Provided data =>
::::::::::

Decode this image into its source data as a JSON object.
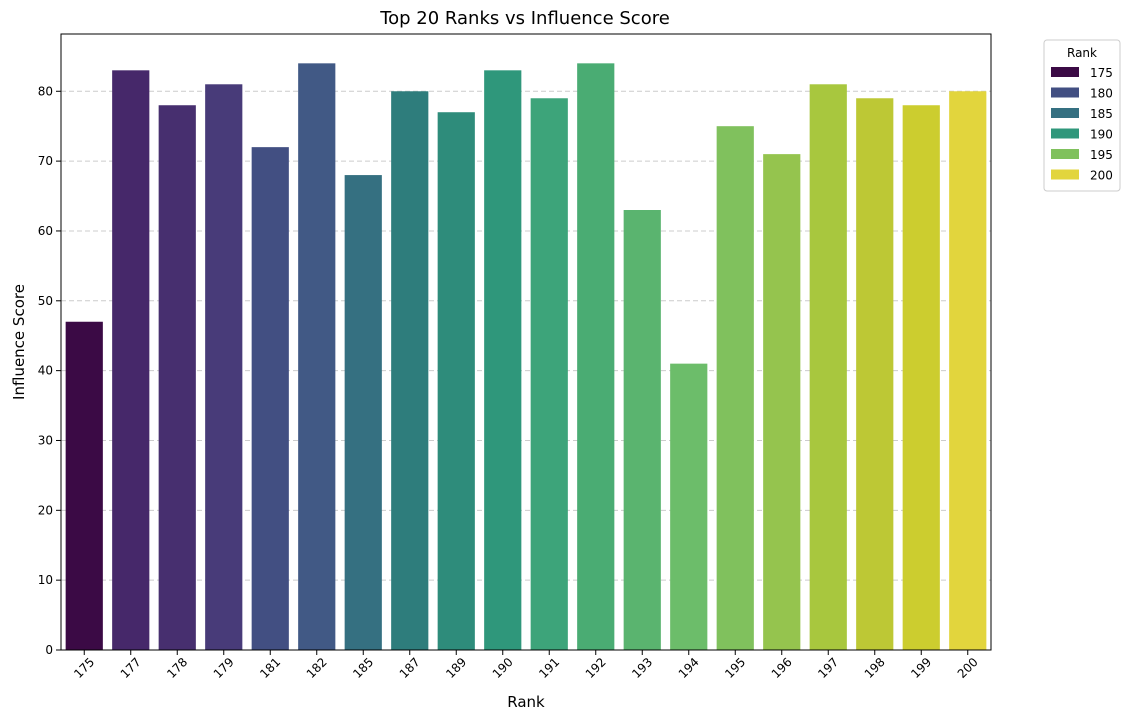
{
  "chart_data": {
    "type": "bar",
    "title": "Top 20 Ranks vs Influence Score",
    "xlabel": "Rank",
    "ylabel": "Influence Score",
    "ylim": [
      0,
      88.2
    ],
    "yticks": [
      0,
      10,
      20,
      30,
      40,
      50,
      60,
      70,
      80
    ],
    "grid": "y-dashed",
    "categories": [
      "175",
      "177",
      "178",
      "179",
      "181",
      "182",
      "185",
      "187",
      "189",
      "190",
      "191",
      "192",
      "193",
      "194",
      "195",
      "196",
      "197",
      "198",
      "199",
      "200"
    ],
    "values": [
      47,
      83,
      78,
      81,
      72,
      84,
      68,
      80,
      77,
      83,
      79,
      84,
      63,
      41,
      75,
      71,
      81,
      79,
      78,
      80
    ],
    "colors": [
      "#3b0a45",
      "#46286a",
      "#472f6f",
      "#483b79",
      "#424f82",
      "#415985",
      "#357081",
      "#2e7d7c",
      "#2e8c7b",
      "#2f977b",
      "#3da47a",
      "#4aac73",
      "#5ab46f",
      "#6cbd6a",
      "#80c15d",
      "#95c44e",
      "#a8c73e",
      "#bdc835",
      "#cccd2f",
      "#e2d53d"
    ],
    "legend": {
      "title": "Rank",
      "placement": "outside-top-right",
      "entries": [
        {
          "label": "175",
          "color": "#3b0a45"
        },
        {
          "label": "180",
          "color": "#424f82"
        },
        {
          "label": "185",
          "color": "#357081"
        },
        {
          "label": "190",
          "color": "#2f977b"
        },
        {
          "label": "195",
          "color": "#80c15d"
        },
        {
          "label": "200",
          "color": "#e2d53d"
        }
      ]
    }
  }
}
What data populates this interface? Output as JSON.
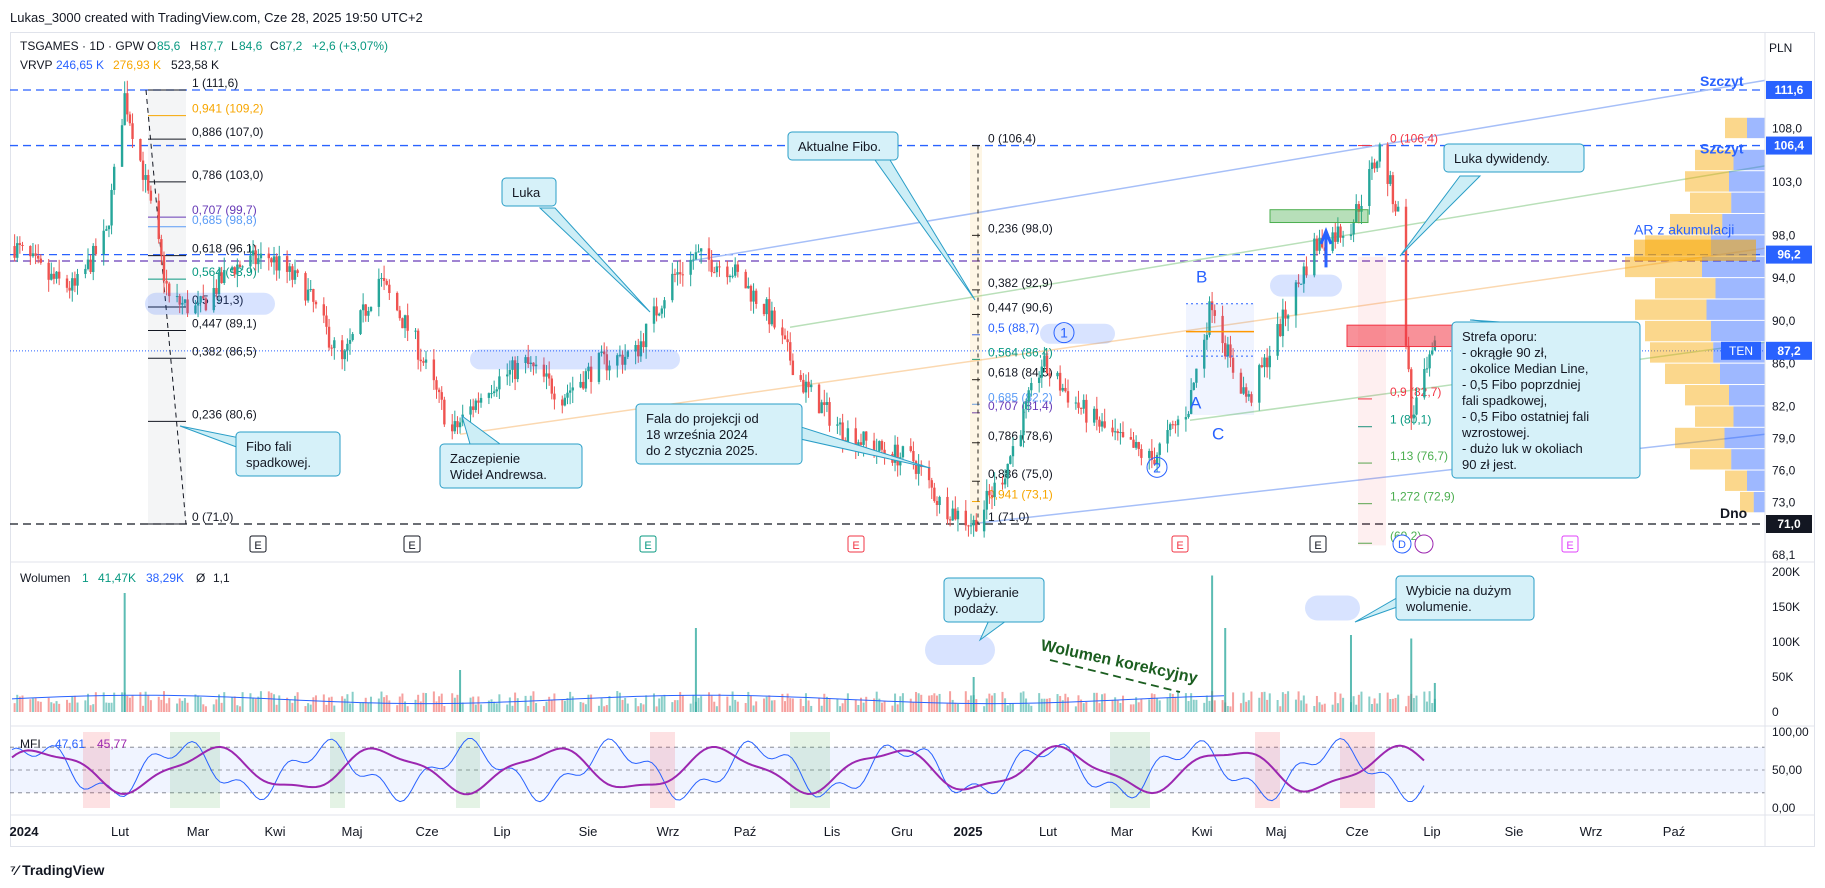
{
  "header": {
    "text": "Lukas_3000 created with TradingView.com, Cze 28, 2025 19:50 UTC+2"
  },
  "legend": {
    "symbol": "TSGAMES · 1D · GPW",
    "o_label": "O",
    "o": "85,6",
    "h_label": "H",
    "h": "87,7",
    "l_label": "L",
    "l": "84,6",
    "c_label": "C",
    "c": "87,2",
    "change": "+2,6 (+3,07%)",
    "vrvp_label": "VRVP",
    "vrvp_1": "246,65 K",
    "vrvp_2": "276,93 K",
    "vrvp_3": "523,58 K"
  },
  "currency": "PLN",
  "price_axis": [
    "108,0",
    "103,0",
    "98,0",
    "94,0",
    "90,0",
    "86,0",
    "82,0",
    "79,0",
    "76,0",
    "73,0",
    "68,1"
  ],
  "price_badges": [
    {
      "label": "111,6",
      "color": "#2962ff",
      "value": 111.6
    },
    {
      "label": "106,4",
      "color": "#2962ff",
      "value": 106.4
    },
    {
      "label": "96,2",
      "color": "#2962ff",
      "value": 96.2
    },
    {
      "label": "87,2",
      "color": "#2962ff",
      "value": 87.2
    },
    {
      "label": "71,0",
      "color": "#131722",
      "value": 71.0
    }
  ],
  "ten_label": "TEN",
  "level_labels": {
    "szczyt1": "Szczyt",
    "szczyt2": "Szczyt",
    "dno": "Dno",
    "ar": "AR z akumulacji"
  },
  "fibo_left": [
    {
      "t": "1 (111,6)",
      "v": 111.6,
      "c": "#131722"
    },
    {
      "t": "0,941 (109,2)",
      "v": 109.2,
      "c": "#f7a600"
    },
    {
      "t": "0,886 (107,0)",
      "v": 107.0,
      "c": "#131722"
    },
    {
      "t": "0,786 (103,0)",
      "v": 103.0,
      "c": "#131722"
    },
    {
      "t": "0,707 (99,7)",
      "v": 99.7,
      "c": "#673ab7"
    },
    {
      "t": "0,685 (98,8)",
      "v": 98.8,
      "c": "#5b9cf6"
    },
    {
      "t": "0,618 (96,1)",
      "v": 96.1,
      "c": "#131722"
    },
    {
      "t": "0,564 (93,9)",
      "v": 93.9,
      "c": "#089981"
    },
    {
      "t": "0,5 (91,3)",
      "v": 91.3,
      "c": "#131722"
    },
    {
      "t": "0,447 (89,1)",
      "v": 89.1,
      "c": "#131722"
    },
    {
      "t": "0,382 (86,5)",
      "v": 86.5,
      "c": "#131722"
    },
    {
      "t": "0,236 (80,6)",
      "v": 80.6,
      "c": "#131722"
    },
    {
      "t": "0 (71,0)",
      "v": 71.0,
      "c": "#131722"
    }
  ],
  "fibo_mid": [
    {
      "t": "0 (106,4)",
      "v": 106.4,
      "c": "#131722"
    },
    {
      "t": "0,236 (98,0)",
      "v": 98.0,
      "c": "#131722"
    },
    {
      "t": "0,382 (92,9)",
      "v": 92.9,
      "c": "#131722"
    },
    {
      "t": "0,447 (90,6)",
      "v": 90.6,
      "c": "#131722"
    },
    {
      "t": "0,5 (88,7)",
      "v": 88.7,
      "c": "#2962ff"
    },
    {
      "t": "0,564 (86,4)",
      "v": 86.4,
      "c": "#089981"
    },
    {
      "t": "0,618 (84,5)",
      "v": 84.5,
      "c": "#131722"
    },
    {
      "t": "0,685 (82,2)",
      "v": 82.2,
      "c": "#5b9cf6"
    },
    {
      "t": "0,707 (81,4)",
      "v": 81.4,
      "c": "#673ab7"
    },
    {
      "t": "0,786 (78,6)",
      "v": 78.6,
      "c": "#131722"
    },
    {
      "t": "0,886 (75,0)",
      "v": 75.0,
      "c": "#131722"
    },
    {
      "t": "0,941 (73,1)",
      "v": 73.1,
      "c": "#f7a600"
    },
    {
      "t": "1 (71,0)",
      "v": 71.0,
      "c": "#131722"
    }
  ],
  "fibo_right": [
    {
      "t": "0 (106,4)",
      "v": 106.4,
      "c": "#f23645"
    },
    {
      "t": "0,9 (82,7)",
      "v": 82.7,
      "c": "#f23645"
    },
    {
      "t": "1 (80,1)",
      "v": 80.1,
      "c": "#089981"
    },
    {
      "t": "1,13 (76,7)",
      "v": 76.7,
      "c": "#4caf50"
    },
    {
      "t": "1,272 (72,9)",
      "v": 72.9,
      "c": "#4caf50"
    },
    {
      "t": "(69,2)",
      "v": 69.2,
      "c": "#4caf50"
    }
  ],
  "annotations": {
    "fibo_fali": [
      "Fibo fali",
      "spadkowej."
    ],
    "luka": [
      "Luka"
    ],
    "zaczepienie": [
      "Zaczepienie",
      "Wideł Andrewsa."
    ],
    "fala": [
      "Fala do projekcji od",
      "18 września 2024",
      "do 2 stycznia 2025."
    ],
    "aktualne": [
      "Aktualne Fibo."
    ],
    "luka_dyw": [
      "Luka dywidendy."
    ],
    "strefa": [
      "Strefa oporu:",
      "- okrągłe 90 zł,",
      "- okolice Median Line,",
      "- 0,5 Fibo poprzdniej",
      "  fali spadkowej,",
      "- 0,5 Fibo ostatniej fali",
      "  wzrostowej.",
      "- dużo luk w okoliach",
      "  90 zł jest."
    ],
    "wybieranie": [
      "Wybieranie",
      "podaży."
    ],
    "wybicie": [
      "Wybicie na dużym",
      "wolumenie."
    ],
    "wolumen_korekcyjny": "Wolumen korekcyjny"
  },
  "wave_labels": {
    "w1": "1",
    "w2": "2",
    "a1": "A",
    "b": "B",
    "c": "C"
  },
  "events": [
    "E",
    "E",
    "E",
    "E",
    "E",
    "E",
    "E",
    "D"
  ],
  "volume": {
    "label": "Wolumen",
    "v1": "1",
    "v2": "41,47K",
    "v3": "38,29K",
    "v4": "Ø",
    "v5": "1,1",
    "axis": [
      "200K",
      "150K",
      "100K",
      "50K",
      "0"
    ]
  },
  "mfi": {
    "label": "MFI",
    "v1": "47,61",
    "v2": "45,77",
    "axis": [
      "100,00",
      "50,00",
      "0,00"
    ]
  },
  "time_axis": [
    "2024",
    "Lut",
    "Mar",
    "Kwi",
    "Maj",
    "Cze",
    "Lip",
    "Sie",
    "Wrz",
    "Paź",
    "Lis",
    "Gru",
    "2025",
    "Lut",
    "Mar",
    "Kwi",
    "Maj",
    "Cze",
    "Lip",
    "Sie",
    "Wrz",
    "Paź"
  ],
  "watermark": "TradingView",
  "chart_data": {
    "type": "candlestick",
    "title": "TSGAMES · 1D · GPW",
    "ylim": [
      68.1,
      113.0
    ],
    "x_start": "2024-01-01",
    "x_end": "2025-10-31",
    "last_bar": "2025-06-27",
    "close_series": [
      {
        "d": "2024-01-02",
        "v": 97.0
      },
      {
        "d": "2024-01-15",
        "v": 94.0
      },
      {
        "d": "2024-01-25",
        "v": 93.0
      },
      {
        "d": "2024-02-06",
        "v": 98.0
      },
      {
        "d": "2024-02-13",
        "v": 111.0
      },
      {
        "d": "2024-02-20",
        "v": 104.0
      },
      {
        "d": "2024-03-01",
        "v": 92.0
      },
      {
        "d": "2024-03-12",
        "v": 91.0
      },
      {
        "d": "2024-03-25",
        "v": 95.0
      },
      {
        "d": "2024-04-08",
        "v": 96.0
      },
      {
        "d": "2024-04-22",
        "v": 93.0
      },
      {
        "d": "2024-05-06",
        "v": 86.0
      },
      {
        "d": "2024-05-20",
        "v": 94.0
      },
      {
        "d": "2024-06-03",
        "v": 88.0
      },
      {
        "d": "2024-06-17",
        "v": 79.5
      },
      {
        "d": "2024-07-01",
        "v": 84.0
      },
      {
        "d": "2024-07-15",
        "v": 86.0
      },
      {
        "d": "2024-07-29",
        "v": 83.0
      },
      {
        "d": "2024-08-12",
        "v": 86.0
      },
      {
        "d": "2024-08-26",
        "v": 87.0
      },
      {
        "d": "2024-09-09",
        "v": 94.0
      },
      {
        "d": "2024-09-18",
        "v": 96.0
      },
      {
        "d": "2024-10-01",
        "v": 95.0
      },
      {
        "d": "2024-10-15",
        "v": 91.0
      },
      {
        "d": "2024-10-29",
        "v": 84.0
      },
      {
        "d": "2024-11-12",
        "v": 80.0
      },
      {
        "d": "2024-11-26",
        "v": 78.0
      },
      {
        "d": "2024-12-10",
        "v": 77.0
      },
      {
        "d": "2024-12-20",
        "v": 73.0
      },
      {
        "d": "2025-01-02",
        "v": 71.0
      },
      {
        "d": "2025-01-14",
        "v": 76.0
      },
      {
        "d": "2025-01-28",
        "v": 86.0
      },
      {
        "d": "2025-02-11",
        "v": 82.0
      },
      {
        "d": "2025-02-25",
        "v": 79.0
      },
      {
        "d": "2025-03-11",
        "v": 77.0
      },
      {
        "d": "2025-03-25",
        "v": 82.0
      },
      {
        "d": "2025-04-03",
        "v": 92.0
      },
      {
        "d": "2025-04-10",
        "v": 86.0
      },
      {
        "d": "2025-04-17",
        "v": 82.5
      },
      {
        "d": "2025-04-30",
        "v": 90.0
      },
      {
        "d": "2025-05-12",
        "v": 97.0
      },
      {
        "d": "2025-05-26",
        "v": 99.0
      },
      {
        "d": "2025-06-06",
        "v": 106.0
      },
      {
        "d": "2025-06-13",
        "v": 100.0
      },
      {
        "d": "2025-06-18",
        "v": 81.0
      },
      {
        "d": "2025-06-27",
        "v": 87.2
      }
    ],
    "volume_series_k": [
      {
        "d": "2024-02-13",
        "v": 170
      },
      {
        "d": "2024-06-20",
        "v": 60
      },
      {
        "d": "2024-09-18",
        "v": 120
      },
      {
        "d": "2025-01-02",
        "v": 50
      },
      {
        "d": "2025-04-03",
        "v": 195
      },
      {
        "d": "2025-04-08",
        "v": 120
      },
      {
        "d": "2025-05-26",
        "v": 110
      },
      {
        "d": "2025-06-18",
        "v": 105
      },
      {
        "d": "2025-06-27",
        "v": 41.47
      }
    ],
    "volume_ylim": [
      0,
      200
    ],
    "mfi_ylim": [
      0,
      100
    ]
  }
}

::::::::::

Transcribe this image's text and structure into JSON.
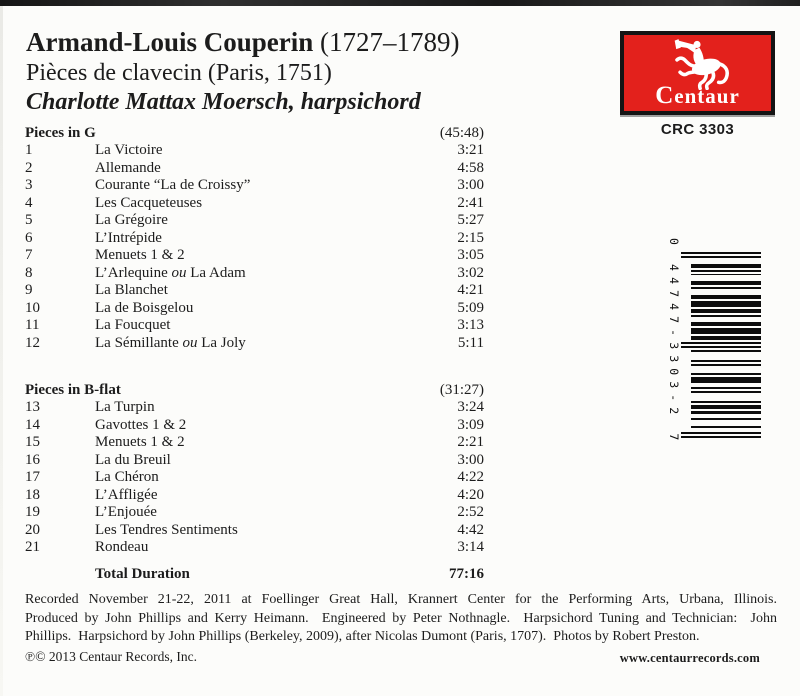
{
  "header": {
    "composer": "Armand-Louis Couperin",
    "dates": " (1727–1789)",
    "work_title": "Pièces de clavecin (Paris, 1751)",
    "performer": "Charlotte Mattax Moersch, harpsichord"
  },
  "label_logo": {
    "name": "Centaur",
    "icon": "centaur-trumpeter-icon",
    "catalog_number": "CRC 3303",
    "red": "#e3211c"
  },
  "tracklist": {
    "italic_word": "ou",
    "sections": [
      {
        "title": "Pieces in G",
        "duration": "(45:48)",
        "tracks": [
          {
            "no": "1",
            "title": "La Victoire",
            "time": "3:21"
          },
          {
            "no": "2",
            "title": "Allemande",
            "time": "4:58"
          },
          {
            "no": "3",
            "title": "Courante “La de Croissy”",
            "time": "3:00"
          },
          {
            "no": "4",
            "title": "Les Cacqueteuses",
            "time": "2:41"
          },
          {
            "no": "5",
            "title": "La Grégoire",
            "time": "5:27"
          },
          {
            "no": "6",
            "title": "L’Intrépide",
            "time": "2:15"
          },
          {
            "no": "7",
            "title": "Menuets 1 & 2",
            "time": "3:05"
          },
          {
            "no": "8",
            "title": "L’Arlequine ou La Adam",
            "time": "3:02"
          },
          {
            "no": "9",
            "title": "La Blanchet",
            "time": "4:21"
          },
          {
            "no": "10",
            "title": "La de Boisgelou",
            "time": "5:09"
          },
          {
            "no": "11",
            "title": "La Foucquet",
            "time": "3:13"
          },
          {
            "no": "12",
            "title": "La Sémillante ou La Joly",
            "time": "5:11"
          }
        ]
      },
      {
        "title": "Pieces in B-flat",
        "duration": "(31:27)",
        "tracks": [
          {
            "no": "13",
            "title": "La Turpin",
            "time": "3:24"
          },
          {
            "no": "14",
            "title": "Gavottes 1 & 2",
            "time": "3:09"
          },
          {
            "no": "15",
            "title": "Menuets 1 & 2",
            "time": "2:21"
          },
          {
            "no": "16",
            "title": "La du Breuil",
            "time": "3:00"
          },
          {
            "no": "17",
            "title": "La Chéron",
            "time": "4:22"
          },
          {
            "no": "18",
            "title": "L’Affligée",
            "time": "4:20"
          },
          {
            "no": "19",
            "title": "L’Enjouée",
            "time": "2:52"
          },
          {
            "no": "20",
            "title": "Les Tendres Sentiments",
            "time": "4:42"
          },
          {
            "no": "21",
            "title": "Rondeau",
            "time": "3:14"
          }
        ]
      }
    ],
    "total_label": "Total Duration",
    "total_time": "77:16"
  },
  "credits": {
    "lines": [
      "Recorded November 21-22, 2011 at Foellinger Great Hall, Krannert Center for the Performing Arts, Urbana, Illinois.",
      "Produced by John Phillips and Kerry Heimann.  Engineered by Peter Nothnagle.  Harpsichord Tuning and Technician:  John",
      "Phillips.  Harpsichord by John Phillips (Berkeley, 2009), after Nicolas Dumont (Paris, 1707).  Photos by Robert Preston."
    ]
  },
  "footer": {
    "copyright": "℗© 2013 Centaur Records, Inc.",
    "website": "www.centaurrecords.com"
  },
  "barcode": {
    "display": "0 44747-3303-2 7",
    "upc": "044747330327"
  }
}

::::::::::

Check each line above for the string "Score", then copy the ones that have it.

Result =>
    "title": "Top 20 Ranks vs Influence Score",
    "ylabel": "Influence Score",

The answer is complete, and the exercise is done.